■ **Exercise task**:
Could you copy the items from the first line through the line containing "label: UNDERSTANDING xyxy=(523,1493,634,1508)", both included, character for character?
##### Listing
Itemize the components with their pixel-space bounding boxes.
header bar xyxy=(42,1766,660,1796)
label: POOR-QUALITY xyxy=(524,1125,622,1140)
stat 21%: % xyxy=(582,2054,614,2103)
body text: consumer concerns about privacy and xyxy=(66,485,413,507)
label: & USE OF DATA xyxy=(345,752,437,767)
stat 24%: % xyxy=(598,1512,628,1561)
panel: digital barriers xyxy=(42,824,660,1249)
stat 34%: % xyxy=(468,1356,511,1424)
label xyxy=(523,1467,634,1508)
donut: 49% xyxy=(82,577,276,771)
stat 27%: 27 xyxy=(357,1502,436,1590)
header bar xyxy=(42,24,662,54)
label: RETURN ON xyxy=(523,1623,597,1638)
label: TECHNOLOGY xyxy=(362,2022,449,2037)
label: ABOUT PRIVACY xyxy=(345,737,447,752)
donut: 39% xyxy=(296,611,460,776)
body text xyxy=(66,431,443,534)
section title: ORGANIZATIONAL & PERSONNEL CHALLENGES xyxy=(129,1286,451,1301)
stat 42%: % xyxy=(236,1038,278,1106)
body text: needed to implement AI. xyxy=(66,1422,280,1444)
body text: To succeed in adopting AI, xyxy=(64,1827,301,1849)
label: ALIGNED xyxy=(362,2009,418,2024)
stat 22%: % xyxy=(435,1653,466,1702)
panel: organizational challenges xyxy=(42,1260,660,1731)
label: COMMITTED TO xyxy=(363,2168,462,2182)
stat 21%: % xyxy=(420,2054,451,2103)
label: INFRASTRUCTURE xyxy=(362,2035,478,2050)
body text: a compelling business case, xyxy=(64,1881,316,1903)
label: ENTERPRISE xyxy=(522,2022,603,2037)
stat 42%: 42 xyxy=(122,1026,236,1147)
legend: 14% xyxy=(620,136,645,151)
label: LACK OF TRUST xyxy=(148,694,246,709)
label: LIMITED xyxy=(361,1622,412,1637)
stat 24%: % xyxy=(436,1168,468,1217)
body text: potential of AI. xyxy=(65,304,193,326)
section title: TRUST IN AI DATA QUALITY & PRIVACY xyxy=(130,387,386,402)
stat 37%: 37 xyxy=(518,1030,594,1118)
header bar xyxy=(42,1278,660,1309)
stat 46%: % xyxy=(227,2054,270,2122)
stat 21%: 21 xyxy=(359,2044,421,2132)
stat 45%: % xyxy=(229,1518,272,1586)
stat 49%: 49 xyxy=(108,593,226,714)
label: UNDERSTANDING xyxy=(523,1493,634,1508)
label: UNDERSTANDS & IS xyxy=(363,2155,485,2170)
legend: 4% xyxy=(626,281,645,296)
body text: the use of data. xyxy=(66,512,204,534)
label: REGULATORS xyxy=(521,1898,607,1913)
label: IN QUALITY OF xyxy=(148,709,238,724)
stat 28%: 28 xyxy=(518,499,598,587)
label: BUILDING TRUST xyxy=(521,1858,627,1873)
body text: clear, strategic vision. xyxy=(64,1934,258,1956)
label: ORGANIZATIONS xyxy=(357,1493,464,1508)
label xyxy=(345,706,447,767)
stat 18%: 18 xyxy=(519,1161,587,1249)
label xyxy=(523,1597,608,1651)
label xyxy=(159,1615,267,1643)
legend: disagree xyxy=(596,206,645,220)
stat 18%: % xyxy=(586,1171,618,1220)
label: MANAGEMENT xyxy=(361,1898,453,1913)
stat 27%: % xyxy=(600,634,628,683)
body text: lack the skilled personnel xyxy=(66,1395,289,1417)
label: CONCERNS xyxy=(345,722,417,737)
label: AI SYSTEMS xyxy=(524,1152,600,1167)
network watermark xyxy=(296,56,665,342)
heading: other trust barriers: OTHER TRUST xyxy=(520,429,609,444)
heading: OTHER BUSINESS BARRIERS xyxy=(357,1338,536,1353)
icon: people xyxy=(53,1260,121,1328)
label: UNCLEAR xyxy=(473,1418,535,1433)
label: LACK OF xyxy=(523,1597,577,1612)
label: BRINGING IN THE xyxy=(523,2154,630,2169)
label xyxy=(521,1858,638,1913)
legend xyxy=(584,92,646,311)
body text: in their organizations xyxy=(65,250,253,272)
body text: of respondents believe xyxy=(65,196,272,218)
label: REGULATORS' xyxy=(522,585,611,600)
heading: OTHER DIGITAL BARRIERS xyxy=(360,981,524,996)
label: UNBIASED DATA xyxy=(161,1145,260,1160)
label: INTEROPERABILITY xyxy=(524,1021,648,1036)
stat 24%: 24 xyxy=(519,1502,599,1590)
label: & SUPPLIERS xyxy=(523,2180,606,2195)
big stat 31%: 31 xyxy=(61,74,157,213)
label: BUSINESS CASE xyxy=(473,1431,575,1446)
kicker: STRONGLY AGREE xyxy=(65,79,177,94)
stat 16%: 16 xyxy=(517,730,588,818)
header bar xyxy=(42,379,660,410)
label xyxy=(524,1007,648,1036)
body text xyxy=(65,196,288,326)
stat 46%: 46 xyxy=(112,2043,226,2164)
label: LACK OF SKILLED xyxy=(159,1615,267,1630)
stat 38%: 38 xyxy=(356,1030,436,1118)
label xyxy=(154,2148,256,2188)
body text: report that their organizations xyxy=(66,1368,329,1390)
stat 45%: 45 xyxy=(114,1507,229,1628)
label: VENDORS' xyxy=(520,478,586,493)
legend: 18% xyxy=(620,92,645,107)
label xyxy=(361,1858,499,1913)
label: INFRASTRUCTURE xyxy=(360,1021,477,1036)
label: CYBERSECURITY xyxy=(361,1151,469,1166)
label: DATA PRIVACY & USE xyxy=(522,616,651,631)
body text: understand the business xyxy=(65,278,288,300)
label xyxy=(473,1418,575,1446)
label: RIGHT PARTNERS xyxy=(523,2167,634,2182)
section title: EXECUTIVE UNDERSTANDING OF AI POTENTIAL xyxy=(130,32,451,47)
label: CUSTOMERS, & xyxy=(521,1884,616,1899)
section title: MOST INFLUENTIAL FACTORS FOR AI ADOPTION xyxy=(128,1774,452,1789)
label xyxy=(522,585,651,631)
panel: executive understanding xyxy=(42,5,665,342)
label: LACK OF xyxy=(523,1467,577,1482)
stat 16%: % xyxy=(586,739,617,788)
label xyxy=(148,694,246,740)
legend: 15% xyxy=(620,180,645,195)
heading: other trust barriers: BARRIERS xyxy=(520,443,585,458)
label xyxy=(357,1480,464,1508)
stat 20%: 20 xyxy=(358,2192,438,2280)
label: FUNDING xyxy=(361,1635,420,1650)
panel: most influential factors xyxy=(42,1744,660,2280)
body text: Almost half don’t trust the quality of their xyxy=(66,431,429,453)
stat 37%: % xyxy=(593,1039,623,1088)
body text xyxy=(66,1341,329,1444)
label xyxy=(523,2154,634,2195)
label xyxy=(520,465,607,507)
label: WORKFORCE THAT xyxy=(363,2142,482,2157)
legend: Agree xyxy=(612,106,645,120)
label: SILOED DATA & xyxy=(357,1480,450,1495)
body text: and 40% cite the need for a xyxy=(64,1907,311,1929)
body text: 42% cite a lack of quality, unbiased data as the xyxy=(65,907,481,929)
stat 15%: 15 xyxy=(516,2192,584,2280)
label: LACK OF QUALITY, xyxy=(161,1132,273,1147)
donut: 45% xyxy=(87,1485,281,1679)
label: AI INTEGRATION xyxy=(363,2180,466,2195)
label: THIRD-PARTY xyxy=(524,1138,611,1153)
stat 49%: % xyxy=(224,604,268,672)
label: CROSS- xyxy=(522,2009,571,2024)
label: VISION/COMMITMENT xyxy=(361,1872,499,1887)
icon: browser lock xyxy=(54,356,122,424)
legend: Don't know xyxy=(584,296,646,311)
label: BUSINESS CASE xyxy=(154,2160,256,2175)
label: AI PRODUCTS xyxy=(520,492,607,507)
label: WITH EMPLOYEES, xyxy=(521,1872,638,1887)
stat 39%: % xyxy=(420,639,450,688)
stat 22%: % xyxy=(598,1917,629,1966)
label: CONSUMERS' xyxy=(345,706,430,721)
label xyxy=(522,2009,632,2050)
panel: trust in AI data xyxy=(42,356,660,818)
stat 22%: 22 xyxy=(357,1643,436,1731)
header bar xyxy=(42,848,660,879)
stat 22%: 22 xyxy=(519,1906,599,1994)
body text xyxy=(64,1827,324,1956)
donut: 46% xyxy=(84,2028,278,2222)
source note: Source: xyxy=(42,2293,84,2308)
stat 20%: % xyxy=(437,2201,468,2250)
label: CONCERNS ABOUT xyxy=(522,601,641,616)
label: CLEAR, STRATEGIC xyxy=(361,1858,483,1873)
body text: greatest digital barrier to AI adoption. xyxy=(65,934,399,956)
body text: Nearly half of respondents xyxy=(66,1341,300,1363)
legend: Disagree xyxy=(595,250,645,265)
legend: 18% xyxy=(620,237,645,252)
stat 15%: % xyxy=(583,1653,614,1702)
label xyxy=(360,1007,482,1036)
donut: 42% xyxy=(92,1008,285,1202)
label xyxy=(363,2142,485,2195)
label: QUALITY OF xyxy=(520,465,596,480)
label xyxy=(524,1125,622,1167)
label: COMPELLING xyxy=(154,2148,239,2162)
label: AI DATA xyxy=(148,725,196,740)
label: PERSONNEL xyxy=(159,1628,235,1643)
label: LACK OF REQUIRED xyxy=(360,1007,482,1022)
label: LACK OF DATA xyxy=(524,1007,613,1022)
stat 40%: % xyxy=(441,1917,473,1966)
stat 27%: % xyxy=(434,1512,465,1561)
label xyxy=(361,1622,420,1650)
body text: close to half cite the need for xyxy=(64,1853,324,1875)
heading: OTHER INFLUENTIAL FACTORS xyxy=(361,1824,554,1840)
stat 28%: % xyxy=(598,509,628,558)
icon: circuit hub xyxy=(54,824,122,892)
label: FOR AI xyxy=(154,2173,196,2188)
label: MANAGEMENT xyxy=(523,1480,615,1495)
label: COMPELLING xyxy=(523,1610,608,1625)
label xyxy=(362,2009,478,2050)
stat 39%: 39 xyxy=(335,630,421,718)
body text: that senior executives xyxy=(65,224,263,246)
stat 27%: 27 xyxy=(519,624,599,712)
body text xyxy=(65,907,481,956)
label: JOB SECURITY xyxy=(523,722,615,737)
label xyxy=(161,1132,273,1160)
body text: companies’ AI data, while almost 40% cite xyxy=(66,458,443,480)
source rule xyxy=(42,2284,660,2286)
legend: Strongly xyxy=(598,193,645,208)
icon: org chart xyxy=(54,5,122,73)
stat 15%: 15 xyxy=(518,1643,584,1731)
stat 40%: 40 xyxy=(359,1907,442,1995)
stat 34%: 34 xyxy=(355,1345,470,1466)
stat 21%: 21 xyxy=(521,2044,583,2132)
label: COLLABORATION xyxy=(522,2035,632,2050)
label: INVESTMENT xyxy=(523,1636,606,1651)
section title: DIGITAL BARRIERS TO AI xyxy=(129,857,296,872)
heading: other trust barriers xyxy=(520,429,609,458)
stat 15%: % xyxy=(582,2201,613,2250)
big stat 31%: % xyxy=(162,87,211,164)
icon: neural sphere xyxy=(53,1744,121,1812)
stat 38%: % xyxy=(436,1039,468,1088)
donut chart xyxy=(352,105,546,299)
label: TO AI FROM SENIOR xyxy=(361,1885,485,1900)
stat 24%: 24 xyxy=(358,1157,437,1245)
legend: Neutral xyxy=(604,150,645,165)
##########
■ **Solution for this exercise**:
Itemize the components with their pixel-space bounding boxes.
header bar xyxy=(42,1766,660,1796)
label: POOR-QUALITY xyxy=(524,1125,622,1140)
stat 21%: % xyxy=(582,2054,614,2103)
body text: consumer concerns about privacy and xyxy=(66,485,413,507)
label: & USE OF DATA xyxy=(345,752,437,767)
stat 24%: % xyxy=(598,1512,628,1561)
panel: digital barriers xyxy=(42,824,660,1249)
stat 34%: % xyxy=(468,1356,511,1424)
label xyxy=(523,1467,634,1508)
donut: 49% xyxy=(82,577,276,771)
stat 27%: 27 xyxy=(357,1502,436,1590)
header bar xyxy=(42,24,662,54)
label: RETURN ON xyxy=(523,1623,597,1638)
label: TECHNOLOGY xyxy=(362,2022,449,2037)
label: ABOUT PRIVACY xyxy=(345,737,447,752)
donut: 39% xyxy=(296,611,460,776)
body text xyxy=(66,431,443,534)
section title: ORGANIZATIONAL & PERSONNEL CHALLENGES xyxy=(129,1286,451,1301)
stat 42%: % xyxy=(236,1038,278,1106)
body text: needed to implement AI. xyxy=(66,1422,280,1444)
body text: To succeed in adopting AI, xyxy=(64,1827,301,1849)
label: ALIGNED xyxy=(362,2009,418,2024)
stat 22%: % xyxy=(435,1653,466,1702)
panel: organizational challenges xyxy=(42,1260,660,1731)
label: COMMITTED TO xyxy=(363,2168,462,2182)
stat 21%: % xyxy=(420,2054,451,2103)
label: INFRASTRUCTURE xyxy=(362,2035,478,2050)
body text: a compelling business case, xyxy=(64,1881,316,1903)
label: ENTERPRISE xyxy=(522,2022,603,2037)
stat 42%: 42 xyxy=(122,1026,236,1147)
legend: 14% xyxy=(620,136,645,151)
label: LACK OF TRUST xyxy=(148,694,246,709)
label: LIMITED xyxy=(361,1622,412,1637)
stat 24%: % xyxy=(436,1168,468,1217)
body text: potential of AI. xyxy=(65,304,193,326)
section title: TRUST IN AI DATA QUALITY & PRIVACY xyxy=(130,387,386,402)
stat 37%: 37 xyxy=(518,1030,594,1118)
header bar xyxy=(42,1278,660,1309)
stat 46%: % xyxy=(227,2054,270,2122)
stat 21%: 21 xyxy=(359,2044,421,2132)
stat 45%: % xyxy=(229,1518,272,1586)
stat 49%: 49 xyxy=(108,593,226,714)
label: UNDERSTANDING xyxy=(523,1493,634,1508)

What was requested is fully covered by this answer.